Brief: Below are records to transcribe exactly, without their pictures.

## Start Excerpted data

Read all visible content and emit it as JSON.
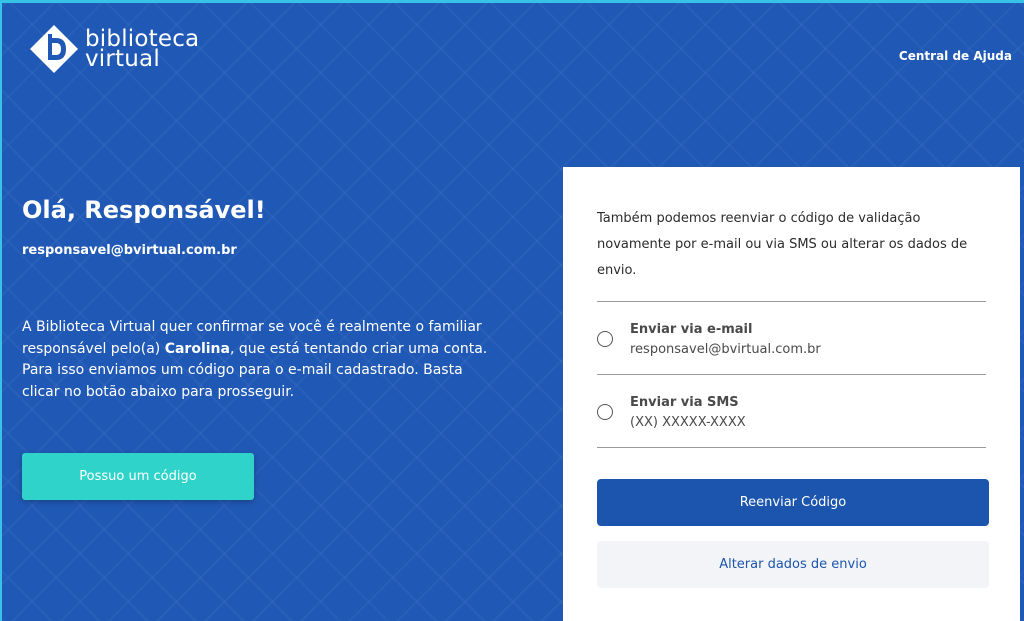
{
  "header": {
    "logo_line1": "biblioteca",
    "logo_line2": "virtual",
    "help_link": "Central de Ajuda"
  },
  "left": {
    "greeting": "Olá, Responsável!",
    "email": "responsavel@bvirtual.com.br",
    "intro_before": "A Biblioteca Virtual quer confirmar se você é realmente o familiar responsável pelo(a) ",
    "intro_name": "Carolina",
    "intro_after": ", que está tentando criar uma conta. Para isso enviamos um código para o e-mail cadastrado. Basta clicar no botão abaixo para prosseguir.",
    "code_button": "Possuo um código"
  },
  "card": {
    "text": "Também podemos reenviar o código de validação novamente por e-mail ou via SMS ou alterar os dados de envio.",
    "options": [
      {
        "title": "Enviar via e-mail",
        "value": "responsavel@bvirtual.com.br"
      },
      {
        "title": "Enviar via SMS",
        "value": "(XX) XXXXX-XXXX"
      }
    ],
    "resend_button": "Reenviar Código",
    "alter_button": "Alterar dados de envio"
  },
  "colors": {
    "background": "#2059b5",
    "accent_teal": "#2fd3c9",
    "primary_button": "#1b55ad",
    "secondary_button": "#f3f4f8"
  }
}
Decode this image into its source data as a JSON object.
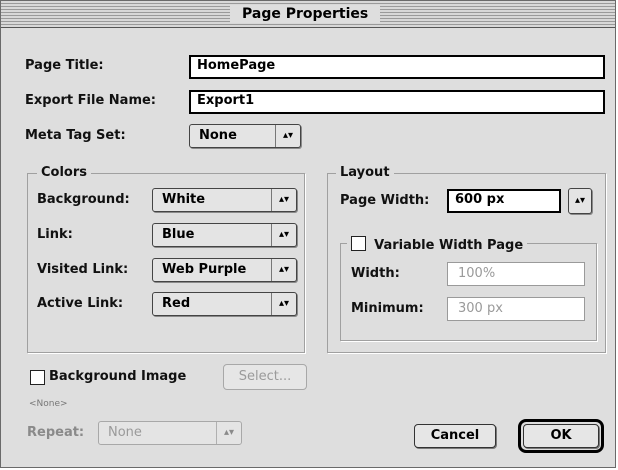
{
  "window": {
    "title": "Page Properties"
  },
  "page_title": {
    "label": "Page Title:",
    "value": "HomePage"
  },
  "export_file_name": {
    "label": "Export File Name:",
    "value": "Export1"
  },
  "meta_tag_set": {
    "label": "Meta Tag Set:",
    "selected": "None"
  },
  "colors": {
    "group_title": "Colors",
    "background": {
      "label": "Background:",
      "selected": "White"
    },
    "link": {
      "label": "Link:",
      "selected": "Blue"
    },
    "visited_link": {
      "label": "Visited Link:",
      "selected": "Web Purple"
    },
    "active_link": {
      "label": "Active Link:",
      "selected": "Red"
    }
  },
  "layout": {
    "group_title": "Layout",
    "page_width": {
      "label": "Page Width:",
      "value": "600  px"
    },
    "variable_width_page": {
      "label": "Variable Width Page",
      "checked": false,
      "width": {
        "label": "Width:",
        "value": "100%"
      },
      "minimum": {
        "label": "Minimum:",
        "value": "300  px"
      }
    }
  },
  "background_image": {
    "label": "Background Image",
    "checked": false,
    "select_label": "Select...",
    "file_note": "<None>",
    "repeat": {
      "label": "Repeat:",
      "selected": "None"
    }
  },
  "buttons": {
    "cancel": "Cancel",
    "ok": "OK"
  },
  "icons": {
    "popup_arrows": "⇕",
    "popup_arrows_glyph": "▴▾",
    "stepper_glyph": "▴▾"
  }
}
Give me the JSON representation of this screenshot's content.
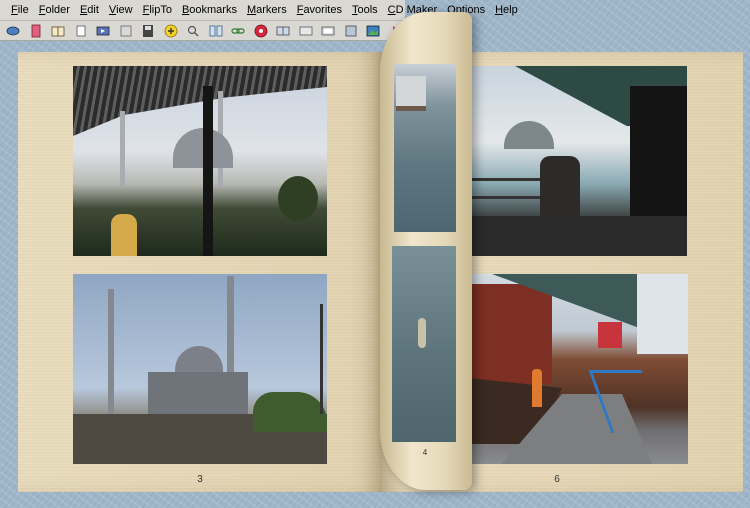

## End Excerpted data

Written response:
Read all visible content and emit it as JSON.
{
  "header": {
    "logo_line1": "biblioteca",
    "logo_line2": "virtual",
    "help_link": "Central de Ajuda"
  },
  "left": {
    "greeting": "Olá, Responsável!",
    "email": "responsavel@bvirtual.com.br",
    "intro_before": "A Biblioteca Virtual quer confirmar se você é realmente o familiar responsável pelo(a) ",
    "intro_name": "Carolina",
    "intro_after": ", que está tentando criar uma conta. Para isso enviamos um código para o e-mail cadastrado. Basta clicar no botão abaixo para prosseguir.",
    "code_button": "Possuo um código"
  },
  "card": {
    "text": "Também podemos reenviar o código de validação novamente por e-mail ou via SMS ou alterar os dados de envio.",
    "options": [
      {
        "title": "Enviar via e-mail",
        "value": "responsavel@bvirtual.com.br"
      },
      {
        "title": "Enviar via SMS",
        "value": "(XX) XXXXX-XXXX"
      }
    ],
    "resend_button": "Reenviar Código",
    "alter_button": "Alterar dados de envio"
  },
  "colors": {
    "background": "#2059b5",
    "accent_teal": "#2fd3c9",
    "primary_button": "#1b55ad",
    "secondary_button": "#f3f4f8"
  }
}
Decode this image into its source data as a JSON object.
{
  "window": {
    "title": "Page Properties"
  },
  "page_title": {
    "label": "Page Title:",
    "value": "HomePage"
  },
  "export_file_name": {
    "label": "Export File Name:",
    "value": "Export1"
  },
  "meta_tag_set": {
    "label": "Meta Tag Set:",
    "selected": "None"
  },
  "colors": {
    "group_title": "Colors",
    "background": {
      "label": "Background:",
      "selected": "White"
    },
    "link": {
      "label": "Link:",
      "selected": "Blue"
    },
    "visited_link": {
      "label": "Visited Link:",
      "selected": "Web Purple"
    },
    "active_link": {
      "label": "Active Link:",
      "selected": "Red"
    }
  },
  "layout": {
    "group_title": "Layout",
    "page_width": {
      "label": "Page Width:",
      "value": "600  px"
    },
    "variable_width_page": {
      "label": "Variable Width Page",
      "checked": false,
      "width": {
        "label": "Width:",
        "value": "100%"
      },
      "minimum": {
        "label": "Minimum:",
        "value": "300  px"
      }
    }
  },
  "background_image": {
    "label": "Background Image",
    "checked": false,
    "select_label": "Select...",
    "file_note": "<None>",
    "repeat": {
      "label": "Repeat:",
      "selected": "None"
    }
  },
  "buttons": {
    "cancel": "Cancel",
    "ok": "OK"
  },
  "icons": {
    "popup_arrows": "⇕",
    "popup_arrows_glyph": "▴▾",
    "stepper_glyph": "▴▾"
  }
}
Give me the JSON representation of this screenshot's content.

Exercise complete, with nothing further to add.